**ACTION ITEM:** Below is a block of records; repeat each one exactly.

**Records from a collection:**
Segment Open

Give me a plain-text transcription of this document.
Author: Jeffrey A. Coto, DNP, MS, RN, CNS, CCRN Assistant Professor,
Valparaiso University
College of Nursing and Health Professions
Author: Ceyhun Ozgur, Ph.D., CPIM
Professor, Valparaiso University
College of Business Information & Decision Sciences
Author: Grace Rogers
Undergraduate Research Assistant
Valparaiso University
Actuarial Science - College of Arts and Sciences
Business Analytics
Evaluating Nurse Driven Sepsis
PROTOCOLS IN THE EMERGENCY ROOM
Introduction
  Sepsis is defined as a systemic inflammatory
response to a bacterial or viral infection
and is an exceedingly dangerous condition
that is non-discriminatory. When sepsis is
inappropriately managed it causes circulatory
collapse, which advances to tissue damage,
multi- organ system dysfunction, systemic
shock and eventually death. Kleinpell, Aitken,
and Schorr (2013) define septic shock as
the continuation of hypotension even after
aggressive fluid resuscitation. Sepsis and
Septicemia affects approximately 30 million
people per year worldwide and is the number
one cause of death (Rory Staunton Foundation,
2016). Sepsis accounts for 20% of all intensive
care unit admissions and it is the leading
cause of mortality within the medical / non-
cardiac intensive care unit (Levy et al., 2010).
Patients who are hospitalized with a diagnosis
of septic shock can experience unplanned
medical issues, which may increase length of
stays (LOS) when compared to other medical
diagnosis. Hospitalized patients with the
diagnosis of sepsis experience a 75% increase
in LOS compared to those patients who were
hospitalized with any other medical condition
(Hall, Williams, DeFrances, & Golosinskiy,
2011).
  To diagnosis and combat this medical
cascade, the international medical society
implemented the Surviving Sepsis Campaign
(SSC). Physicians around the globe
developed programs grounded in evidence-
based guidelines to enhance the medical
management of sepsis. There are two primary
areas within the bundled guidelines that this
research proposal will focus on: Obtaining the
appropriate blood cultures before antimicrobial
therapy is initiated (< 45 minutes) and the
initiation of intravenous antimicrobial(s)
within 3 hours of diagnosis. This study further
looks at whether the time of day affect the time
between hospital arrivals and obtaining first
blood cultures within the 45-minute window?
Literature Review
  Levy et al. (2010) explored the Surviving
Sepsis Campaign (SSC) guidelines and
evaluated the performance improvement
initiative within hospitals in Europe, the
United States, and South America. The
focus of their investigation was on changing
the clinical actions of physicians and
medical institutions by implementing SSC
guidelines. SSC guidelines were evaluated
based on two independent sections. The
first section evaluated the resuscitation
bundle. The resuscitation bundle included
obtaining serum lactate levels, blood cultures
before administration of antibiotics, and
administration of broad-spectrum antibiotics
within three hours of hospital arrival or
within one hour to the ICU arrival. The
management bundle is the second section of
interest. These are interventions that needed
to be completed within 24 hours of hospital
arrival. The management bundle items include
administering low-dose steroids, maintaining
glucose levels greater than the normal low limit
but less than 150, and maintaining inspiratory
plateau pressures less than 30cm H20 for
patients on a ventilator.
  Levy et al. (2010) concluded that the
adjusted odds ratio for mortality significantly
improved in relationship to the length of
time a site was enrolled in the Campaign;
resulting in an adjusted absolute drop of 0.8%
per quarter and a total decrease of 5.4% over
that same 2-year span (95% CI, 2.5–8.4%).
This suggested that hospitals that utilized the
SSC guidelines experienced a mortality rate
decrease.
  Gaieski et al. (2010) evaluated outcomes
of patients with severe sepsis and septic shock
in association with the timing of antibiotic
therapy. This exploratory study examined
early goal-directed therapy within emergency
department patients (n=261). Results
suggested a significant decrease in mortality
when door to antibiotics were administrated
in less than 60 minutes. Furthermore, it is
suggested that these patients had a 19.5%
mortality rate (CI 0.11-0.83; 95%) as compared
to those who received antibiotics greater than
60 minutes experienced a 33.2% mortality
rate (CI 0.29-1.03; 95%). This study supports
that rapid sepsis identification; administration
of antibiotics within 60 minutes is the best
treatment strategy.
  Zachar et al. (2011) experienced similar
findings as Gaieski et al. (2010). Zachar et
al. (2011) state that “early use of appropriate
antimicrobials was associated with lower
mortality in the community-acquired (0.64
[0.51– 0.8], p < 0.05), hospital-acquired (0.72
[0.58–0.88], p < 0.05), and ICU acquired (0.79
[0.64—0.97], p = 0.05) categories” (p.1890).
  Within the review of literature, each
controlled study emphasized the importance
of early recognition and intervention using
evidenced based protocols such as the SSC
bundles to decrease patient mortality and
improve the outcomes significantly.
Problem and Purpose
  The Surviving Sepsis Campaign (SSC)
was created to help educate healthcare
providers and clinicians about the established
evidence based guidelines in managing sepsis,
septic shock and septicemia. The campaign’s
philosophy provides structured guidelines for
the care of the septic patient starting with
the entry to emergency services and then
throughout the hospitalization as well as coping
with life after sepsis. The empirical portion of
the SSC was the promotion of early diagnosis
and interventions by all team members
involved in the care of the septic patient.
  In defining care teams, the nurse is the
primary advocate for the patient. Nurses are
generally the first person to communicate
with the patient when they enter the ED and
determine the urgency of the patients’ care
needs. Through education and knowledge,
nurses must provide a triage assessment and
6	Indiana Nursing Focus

Segment Closed

**ANSWER SECTION:**
Give me a plain-text transcription of this document.
Author: Jeffrey A. Coto, DNP, MS, RN, CNS, CCRN Assistant Professor,
Valparaiso University
College of Nursing and Health Professions
Author: Ceyhun Ozgur, Ph.D., CPIM
Professor, Valparaiso University
College of Business Information & Decision Sciences
Author: Grace Rogers
Undergraduate Research Assistant
Valparaiso University
Actuarial Science - College of Arts and Sciences
Business Analytics
Evaluating Nurse Driven Sepsis
PROTOCOLS IN THE EMERGENCY ROOM
Introduction
  Sepsis is defined as a systemic inflammatory
response to a bacterial or viral infection
and is an exceedingly dangerous condition
that is non-discriminatory. When sepsis is
inappropriately managed it causes circulatory
collapse, which advances to tissue damage,
multi- organ system dysfunction, systemic
shock and eventually death. Kleinpell, Aitken,
and Schorr (2013) define septic shock as
the continuation of hypotension even after
aggressive fluid resuscitation. Sepsis and
Septicemia affects approximately 30 million
people per year worldwide and is the number
one cause of death (Rory Staunton Foundation,
2016). Sepsis accounts for 20% of all intensive
care unit admissions and it is the leading
cause of mortality within the medical / non-
cardiac intensive care unit (Levy et al., 2010).
Patients who are hospitalized with a diagnosis
of septic shock can experience unplanned
medical issues, which may increase length of
stays (LOS) when compared to other medical
diagnosis. Hospitalized patients with the
diagnosis of sepsis experience a 75% increase
in LOS compared to those patients who were
hospitalized with any other medical condition
(Hall, Williams, DeFrances, & Golosinskiy,
2011).
  To diagnosis and combat this medical
cascade, the international medical society
implemented the Surviving Sepsis Campaign
(SSC). Physicians around the globe
developed programs grounded in evidence-
based guidelines to enhance the medical
management of sepsis. There are two primary
areas within the bundled guidelines that this
research proposal will focus on: Obtaining the
appropriate blood cultures before antimicrobial
therapy is initiated (< 45 minutes) and the
initiation of intravenous antimicrobial(s)
within 3 hours of diagnosis. This study further
looks at whether the time of day affect the time
between hospital arrivals and obtaining first
blood cultures within the 45-minute window?
Literature Review
  Levy et al. (2010) explored the Surviving
Sepsis Campaign (SSC) guidelines and
evaluated the performance improvement
initiative within hospitals in Europe, the
United States, and South America. The
focus of their investigation was on changing
the clinical actions of physicians and
medical institutions by implementing SSC
guidelines. SSC guidelines were evaluated
based on two independent sections. The
first section evaluated the resuscitation
bundle. The resuscitation bundle included
obtaining serum lactate levels, blood cultures
before administration of antibiotics, and
administration of broad-spectrum antibiotics
within three hours of hospital arrival or
within one hour to the ICU arrival. The
management bundle is the second section of
interest. These are interventions that needed
to be completed within 24 hours of hospital
arrival. The management bundle items include
administering low-dose steroids, maintaining
glucose levels greater than the normal low limit
but less than 150, and maintaining inspiratory
plateau pressures less than 30cm H20 for
patients on a ventilator.
  Levy et al. (2010) concluded that the
adjusted odds ratio for mortality significantly
improved in relationship to the length of
time a site was enrolled in the Campaign;
resulting in an adjusted absolute drop of 0.8%
per quarter and a total decrease of 5.4% over
that same 2-year span (95% CI, 2.5–8.4%).
This suggested that hospitals that utilized the
SSC guidelines experienced a mortality rate
decrease.
  Gaieski et al. (2010) evaluated outcomes
of patients with severe sepsis and septic shock
in association with the timing of antibiotic
therapy. This exploratory study examined
early goal-directed therapy within emergency
department patients (n=261). Results
suggested a significant decrease in mortality
when door to antibiotics were administrated
in less than 60 minutes. Furthermore, it is
suggested that these patients had a 19.5%
mortality rate (CI 0.11-0.83; 95%) as compared
to those who received antibiotics greater than
60 minutes experienced a 33.2% mortality
rate (CI 0.29-1.03; 95%). This study supports
that rapid sepsis identification; administration
of antibiotics within 60 minutes is the best
treatment strategy.
  Zachar et al. (2011) experienced similar
findings as Gaieski et al. (2010). Zachar et
al. (2011) state that “early use of appropriate
antimicrobials was associated with lower
mortality in the community-acquired (0.64
[0.51– 0.8], p < 0.05), hospital-acquired (0.72
[0.58–0.88], p < 0.05), and ICU acquired (0.79
[0.64—0.97], p = 0.05) categories” (p.1890).
  Within the review of literature, each
controlled study emphasized the importance
of early recognition and intervention using
evidenced based protocols such as the SSC
bundles to decrease patient mortality and
improve the outcomes significantly.
Problem and Purpose
  The Surviving Sepsis Campaign (SSC)
was created to help educate healthcare
providers and clinicians about the established
evidence based guidelines in managing sepsis,
septic shock and septicemia. The campaign’s
philosophy provides structured guidelines for
the care of the septic patient starting with
the entry to emergency services and then
throughout the hospitalization as well as coping
with life after sepsis. The empirical portion of
the SSC was the promotion of early diagnosis
and interventions by all team members
involved in the care of the septic patient.
  In defining care teams, the nurse is the
primary advocate for the patient. Nurses are
generally the first person to communicate
with the patient when they enter the ED and
determine the urgency of the patients’ care
needs. Through education and knowledge,
nurses must provide a triage assessment and
6	Indiana Nursing Focus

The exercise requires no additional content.